Aufgabenübersicht:
[1] Welche Programme sind laut dem ersten Beitrag im Forumsthread zur Maven-Installation für IntelliJ laut Terminal erfolgreich installiert?
[2] Greif den Forumsthread zur Maven-Installation für IntelliJ dort auf, wo er aufhört, und schreib ihn weiter.

___ Textauszug ___

# Maven-Installation für Intellij



## enjoythesilence (24. Okt 2016)

Hi,
ich richte gerade meine IDE ein und habe noch nicht soviel Erfahrung darin und verzweifle gerade ein bisschen. Laut Terminal habe ich Maven, Git und Java erfolgreich installiert, Git und Java funktionieren auch mit IntelliJ, aber ich kann einfach kein Maven Projekt erstellen. Muss ich da noch irgendeinen Pfad zu IntelliJ legen? Ich benutze Windows und möchte das Betriebssystem nicht wechseln, because of reasons. 
LG Florian


----------



## enjoythesilence (24. Okt 2016)

Hi,
ich habe nur noch auf Configure gehen müssen, um dort das Maven PlugIn zu installieren. Mir fehlt allerdings noch Spring. Auf deren Website konnte ich aber nur den Download für Eclipse finden können. Ich würde mich über Hilfe sehr freuen.

___ Ausgewählte Datensätze ___

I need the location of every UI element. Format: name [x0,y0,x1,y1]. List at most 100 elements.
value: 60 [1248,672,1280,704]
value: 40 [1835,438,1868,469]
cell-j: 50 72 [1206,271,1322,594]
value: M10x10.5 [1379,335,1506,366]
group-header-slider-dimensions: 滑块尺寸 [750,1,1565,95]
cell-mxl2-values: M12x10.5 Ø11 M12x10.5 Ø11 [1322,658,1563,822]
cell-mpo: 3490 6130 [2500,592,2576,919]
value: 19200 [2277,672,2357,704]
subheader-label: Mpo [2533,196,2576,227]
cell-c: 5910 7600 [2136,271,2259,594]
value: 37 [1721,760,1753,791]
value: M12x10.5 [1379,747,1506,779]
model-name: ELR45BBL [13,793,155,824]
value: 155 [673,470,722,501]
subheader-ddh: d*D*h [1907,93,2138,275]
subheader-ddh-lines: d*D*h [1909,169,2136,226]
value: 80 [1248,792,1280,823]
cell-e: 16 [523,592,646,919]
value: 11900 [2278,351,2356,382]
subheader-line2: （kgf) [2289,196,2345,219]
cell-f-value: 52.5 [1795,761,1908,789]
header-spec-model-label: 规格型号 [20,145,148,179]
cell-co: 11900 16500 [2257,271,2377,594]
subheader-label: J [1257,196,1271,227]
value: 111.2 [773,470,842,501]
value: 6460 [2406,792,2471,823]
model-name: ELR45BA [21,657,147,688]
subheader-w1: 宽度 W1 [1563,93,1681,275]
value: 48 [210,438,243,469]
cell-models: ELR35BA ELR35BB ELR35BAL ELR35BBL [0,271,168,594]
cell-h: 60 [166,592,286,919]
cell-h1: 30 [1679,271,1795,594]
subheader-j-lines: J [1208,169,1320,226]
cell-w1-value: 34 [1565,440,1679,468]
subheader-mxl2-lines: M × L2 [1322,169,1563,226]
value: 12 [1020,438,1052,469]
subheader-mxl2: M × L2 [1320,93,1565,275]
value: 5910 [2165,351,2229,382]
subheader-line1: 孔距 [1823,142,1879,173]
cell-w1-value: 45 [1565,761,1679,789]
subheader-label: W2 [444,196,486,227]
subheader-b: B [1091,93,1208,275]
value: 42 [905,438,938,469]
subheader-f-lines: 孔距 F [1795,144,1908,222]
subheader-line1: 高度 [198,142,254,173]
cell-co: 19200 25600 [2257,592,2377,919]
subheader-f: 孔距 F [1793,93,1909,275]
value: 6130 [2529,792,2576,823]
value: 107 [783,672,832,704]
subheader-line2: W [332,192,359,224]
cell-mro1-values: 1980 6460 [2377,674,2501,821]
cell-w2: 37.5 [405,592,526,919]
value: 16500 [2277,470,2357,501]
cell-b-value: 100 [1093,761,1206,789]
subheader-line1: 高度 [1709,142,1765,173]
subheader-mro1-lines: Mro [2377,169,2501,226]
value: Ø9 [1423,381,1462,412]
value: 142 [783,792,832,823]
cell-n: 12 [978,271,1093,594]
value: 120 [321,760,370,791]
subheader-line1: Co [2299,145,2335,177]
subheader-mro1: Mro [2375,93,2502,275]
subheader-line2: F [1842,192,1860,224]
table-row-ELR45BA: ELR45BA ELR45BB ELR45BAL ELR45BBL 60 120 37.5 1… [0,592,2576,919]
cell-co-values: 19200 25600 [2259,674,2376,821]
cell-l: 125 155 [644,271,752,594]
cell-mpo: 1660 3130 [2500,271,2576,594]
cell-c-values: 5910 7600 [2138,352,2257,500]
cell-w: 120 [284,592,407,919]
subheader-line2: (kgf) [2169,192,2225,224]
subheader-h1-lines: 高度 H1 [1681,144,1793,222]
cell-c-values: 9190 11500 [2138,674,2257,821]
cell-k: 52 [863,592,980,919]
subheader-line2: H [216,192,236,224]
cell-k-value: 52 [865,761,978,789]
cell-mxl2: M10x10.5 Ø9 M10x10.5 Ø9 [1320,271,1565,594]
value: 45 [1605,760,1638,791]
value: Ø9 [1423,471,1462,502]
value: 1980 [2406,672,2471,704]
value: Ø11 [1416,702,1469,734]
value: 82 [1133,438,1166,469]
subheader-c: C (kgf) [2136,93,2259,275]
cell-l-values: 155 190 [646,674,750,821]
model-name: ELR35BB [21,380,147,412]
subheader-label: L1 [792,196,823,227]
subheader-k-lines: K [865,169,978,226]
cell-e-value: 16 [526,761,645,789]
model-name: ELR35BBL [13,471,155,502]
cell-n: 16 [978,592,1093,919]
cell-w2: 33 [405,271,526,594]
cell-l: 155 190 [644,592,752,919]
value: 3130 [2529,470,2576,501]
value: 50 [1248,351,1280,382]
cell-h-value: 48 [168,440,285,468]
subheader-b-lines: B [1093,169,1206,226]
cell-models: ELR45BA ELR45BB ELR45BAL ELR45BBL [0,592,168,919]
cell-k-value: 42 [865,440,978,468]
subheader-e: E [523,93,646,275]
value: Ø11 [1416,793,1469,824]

___

Ergebnisse je Aufgabe:
[1] Maven, Git und Java.

[2]
LG Florian


----------



## Steven Hachel (24. Okt 2016)

Hallöle,
Maven ist Bestandteil von IntelliJ und das seid der ersten Version.  Da musst du nix installieren oder sonst was. Ist kein Eclipse. 

Wenn du ein Maven Projekt erstellen möchtest, gehe einfach diesen Schritt: File -> New -> Projekt -> Maven.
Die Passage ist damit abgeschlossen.